__Problem to work on__: Skip the pictures and extract all of the lines exactly as written.

Part of a data file

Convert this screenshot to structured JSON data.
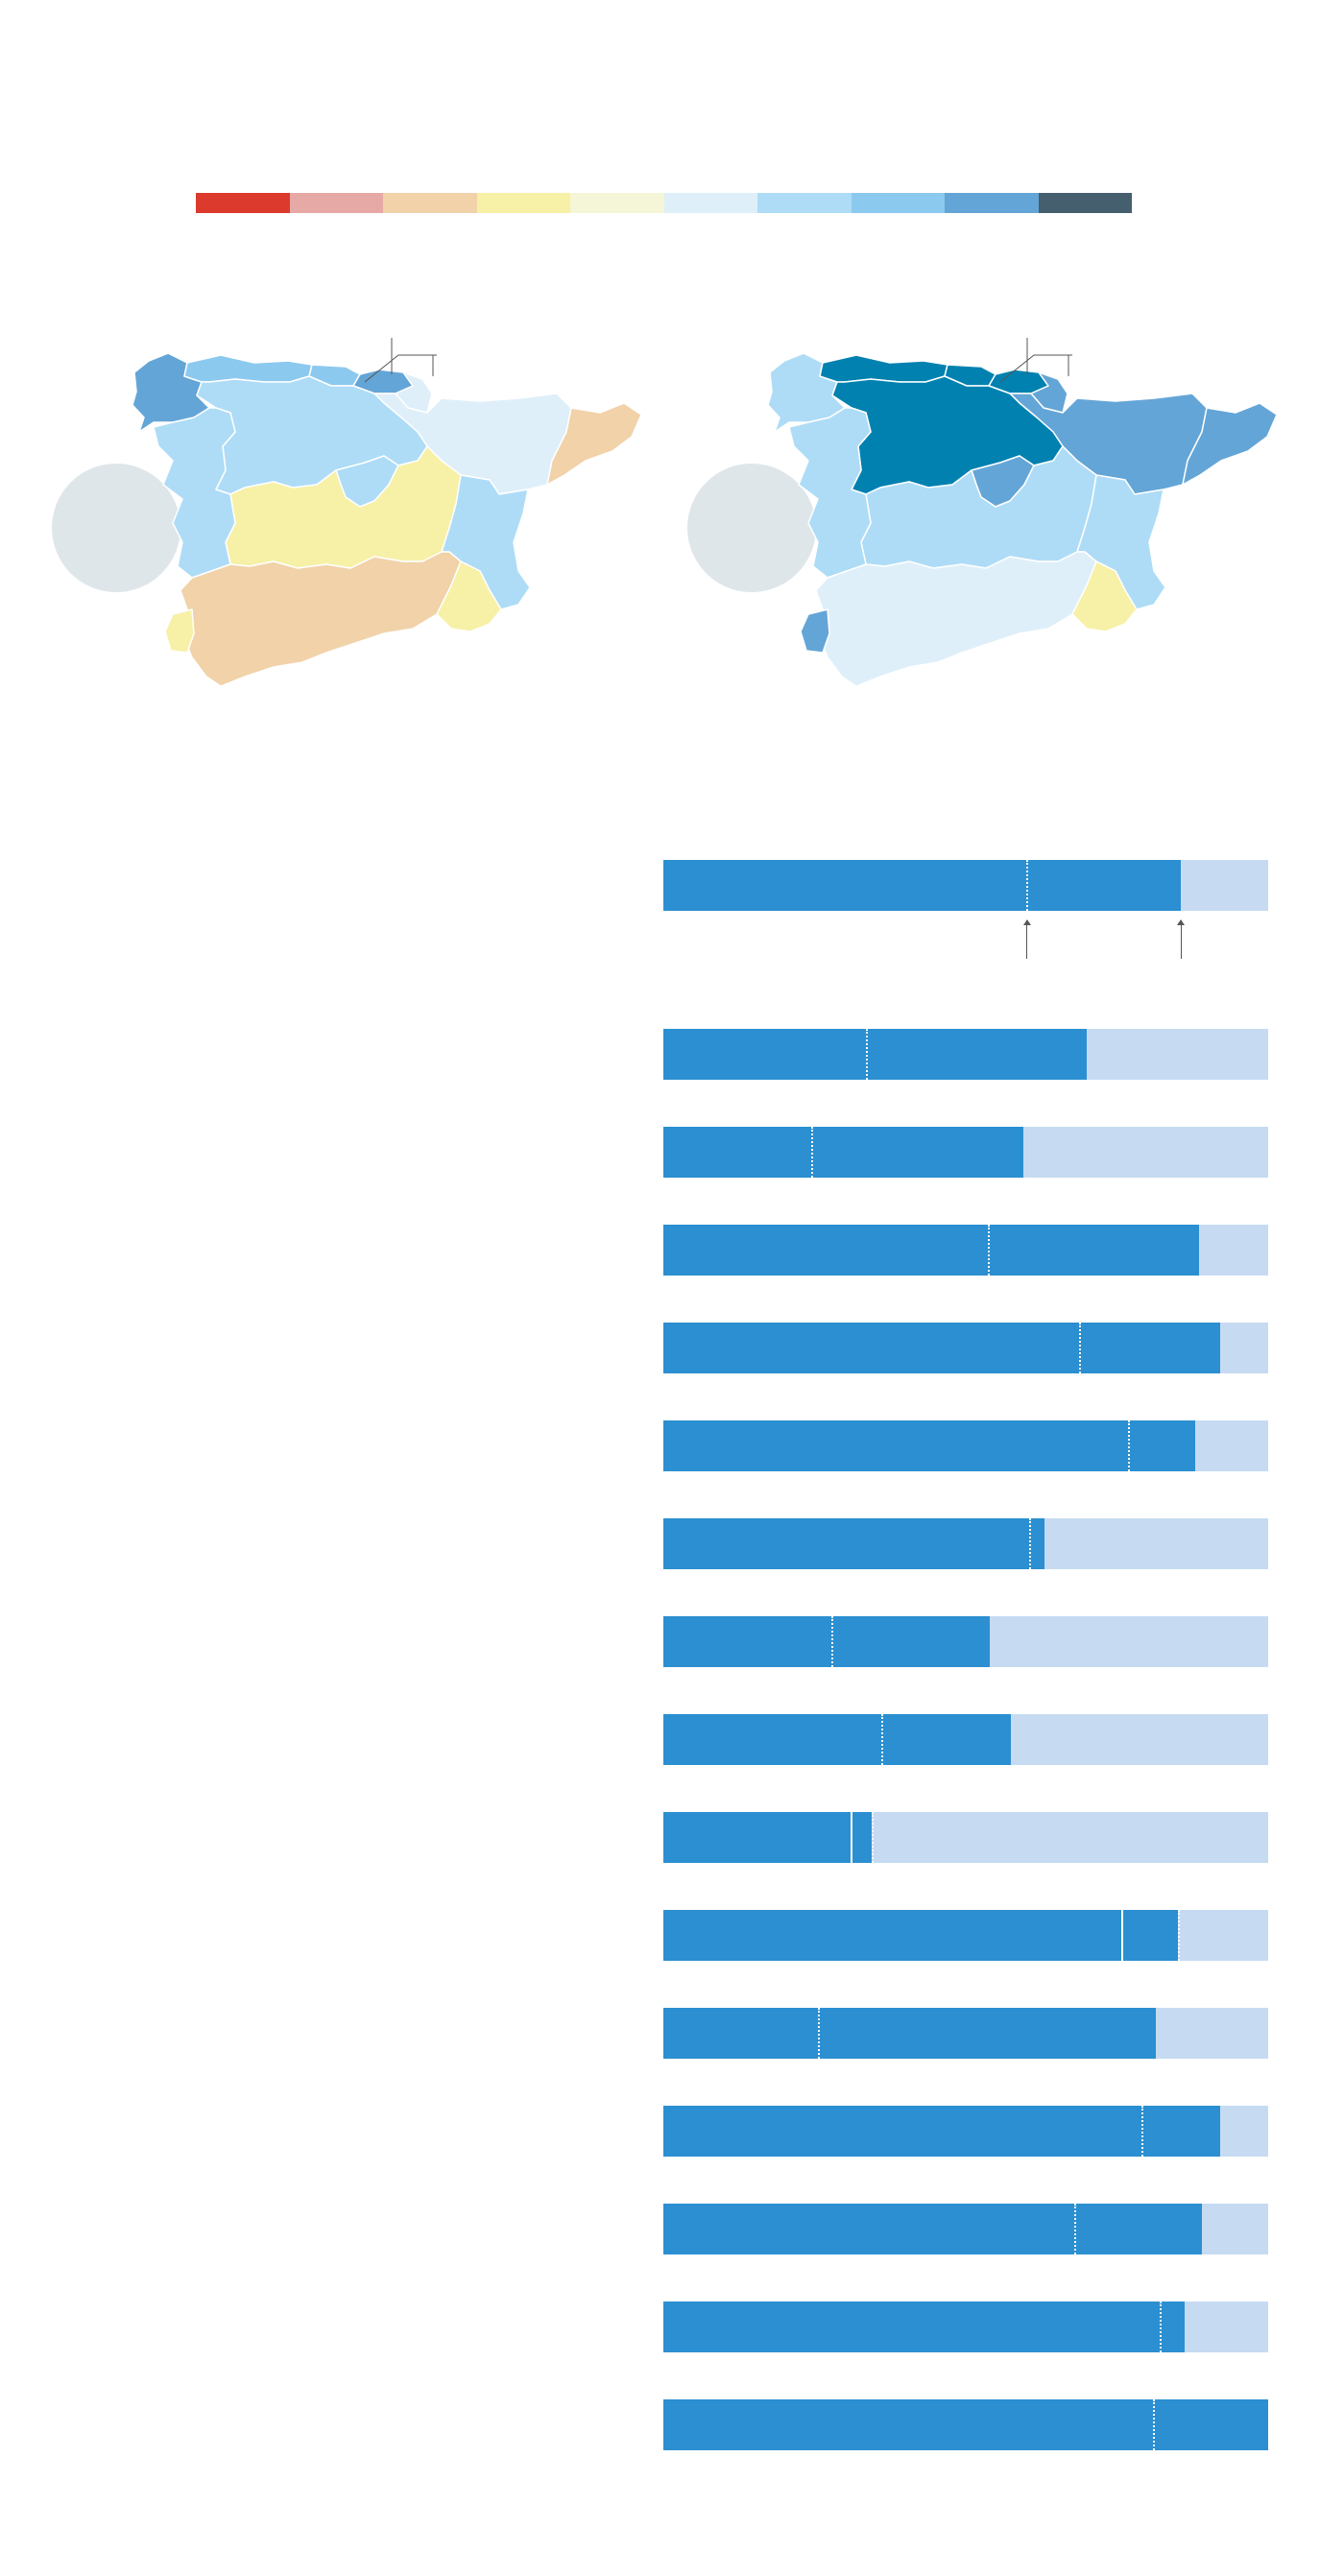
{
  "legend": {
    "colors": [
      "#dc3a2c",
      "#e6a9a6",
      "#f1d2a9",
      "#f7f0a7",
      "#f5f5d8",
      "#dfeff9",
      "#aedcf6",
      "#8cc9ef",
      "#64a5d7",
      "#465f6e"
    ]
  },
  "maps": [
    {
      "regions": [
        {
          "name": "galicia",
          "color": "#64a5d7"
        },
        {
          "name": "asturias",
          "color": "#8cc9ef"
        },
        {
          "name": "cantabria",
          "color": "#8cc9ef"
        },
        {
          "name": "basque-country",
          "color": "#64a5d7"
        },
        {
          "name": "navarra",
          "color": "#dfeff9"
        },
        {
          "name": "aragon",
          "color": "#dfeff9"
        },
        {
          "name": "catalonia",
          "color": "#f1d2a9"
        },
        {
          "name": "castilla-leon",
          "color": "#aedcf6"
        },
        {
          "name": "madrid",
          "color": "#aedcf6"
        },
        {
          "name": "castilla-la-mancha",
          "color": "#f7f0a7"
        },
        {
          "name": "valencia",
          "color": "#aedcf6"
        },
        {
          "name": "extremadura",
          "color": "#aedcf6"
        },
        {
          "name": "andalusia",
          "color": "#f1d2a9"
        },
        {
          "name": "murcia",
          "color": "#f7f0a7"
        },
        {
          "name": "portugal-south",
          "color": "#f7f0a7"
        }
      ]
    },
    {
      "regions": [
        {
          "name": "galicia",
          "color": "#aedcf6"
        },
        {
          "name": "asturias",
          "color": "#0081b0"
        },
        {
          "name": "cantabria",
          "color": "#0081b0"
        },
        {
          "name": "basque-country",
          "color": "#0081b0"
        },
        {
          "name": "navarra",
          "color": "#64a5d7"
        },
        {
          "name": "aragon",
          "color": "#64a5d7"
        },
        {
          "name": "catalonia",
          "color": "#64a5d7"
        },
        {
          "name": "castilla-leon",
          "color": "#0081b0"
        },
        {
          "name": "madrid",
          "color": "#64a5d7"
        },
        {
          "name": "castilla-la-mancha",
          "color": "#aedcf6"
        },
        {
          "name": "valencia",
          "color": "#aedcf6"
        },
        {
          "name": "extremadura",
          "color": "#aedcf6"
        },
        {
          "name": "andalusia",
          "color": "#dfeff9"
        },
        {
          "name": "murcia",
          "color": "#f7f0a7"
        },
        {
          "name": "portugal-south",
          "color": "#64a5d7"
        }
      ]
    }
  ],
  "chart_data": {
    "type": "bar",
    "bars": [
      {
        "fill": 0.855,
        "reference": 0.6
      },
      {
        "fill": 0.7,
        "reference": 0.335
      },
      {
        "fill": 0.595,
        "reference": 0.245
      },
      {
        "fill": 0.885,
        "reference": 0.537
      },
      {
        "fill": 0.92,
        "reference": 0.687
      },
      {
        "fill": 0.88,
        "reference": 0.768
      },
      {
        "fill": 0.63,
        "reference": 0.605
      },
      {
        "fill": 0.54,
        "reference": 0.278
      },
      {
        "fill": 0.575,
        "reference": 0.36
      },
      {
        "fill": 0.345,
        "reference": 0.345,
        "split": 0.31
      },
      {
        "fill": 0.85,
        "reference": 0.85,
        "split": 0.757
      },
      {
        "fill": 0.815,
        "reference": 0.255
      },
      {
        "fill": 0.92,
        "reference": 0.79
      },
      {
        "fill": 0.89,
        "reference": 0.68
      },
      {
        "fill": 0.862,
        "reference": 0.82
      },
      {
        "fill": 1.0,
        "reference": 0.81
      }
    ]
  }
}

__Solution__:
Convert this screenshot to structured JSON data.
{
  "legend": {
    "colors": [
      "#dc3a2c",
      "#e6a9a6",
      "#f1d2a9",
      "#f7f0a7",
      "#f5f5d8",
      "#dfeff9",
      "#aedcf6",
      "#8cc9ef",
      "#64a5d7",
      "#465f6e"
    ]
  },
  "maps": [
    {
      "regions": [
        {
          "name": "galicia",
          "color": "#64a5d7"
        },
        {
          "name": "asturias",
          "color": "#8cc9ef"
        },
        {
          "name": "cantabria",
          "color": "#8cc9ef"
        },
        {
          "name": "basque-country",
          "color": "#64a5d7"
        },
        {
          "name": "navarra",
          "color": "#dfeff9"
        },
        {
          "name": "aragon",
          "color": "#dfeff9"
        },
        {
          "name": "catalonia",
          "color": "#f1d2a9"
        },
        {
          "name": "castilla-leon",
          "color": "#aedcf6"
        },
        {
          "name": "madrid",
          "color": "#aedcf6"
        },
        {
          "name": "castilla-la-mancha",
          "color": "#f7f0a7"
        },
        {
          "name": "valencia",
          "color": "#aedcf6"
        },
        {
          "name": "extremadura",
          "color": "#aedcf6"
        },
        {
          "name": "andalusia",
          "color": "#f1d2a9"
        },
        {
          "name": "murcia",
          "color": "#f7f0a7"
        },
        {
          "name": "portugal-south",
          "color": "#f7f0a7"
        }
      ]
    },
    {
      "regions": [
        {
          "name": "galicia",
          "color": "#aedcf6"
        },
        {
          "name": "asturias",
          "color": "#0081b0"
        },
        {
          "name": "cantabria",
          "color": "#0081b0"
        },
        {
          "name": "basque-country",
          "color": "#0081b0"
        },
        {
          "name": "navarra",
          "color": "#64a5d7"
        },
        {
          "name": "aragon",
          "color": "#64a5d7"
        },
        {
          "name": "catalonia",
          "color": "#64a5d7"
        },
        {
          "name": "castilla-leon",
          "color": "#0081b0"
        },
        {
          "name": "madrid",
          "color": "#64a5d7"
        },
        {
          "name": "castilla-la-mancha",
          "color": "#aedcf6"
        },
        {
          "name": "valencia",
          "color": "#aedcf6"
        },
        {
          "name": "extremadura",
          "color": "#aedcf6"
        },
        {
          "name": "andalusia",
          "color": "#dfeff9"
        },
        {
          "name": "murcia",
          "color": "#f7f0a7"
        },
        {
          "name": "portugal-south",
          "color": "#64a5d7"
        }
      ]
    }
  ],
  "chart_data": {
    "type": "bar",
    "bars": [
      {
        "fill": 0.855,
        "reference": 0.6
      },
      {
        "fill": 0.7,
        "reference": 0.335
      },
      {
        "fill": 0.595,
        "reference": 0.245
      },
      {
        "fill": 0.885,
        "reference": 0.537
      },
      {
        "fill": 0.92,
        "reference": 0.687
      },
      {
        "fill": 0.88,
        "reference": 0.768
      },
      {
        "fill": 0.63,
        "reference": 0.605
      },
      {
        "fill": 0.54,
        "reference": 0.278
      },
      {
        "fill": 0.575,
        "reference": 0.36
      },
      {
        "fill": 0.345,
        "reference": 0.345,
        "split": 0.31
      },
      {
        "fill": 0.85,
        "reference": 0.85,
        "split": 0.757
      },
      {
        "fill": 0.815,
        "reference": 0.255
      },
      {
        "fill": 0.92,
        "reference": 0.79
      },
      {
        "fill": 0.89,
        "reference": 0.68
      },
      {
        "fill": 0.862,
        "reference": 0.82
      },
      {
        "fill": 1.0,
        "reference": 0.81
      }
    ]
  }
}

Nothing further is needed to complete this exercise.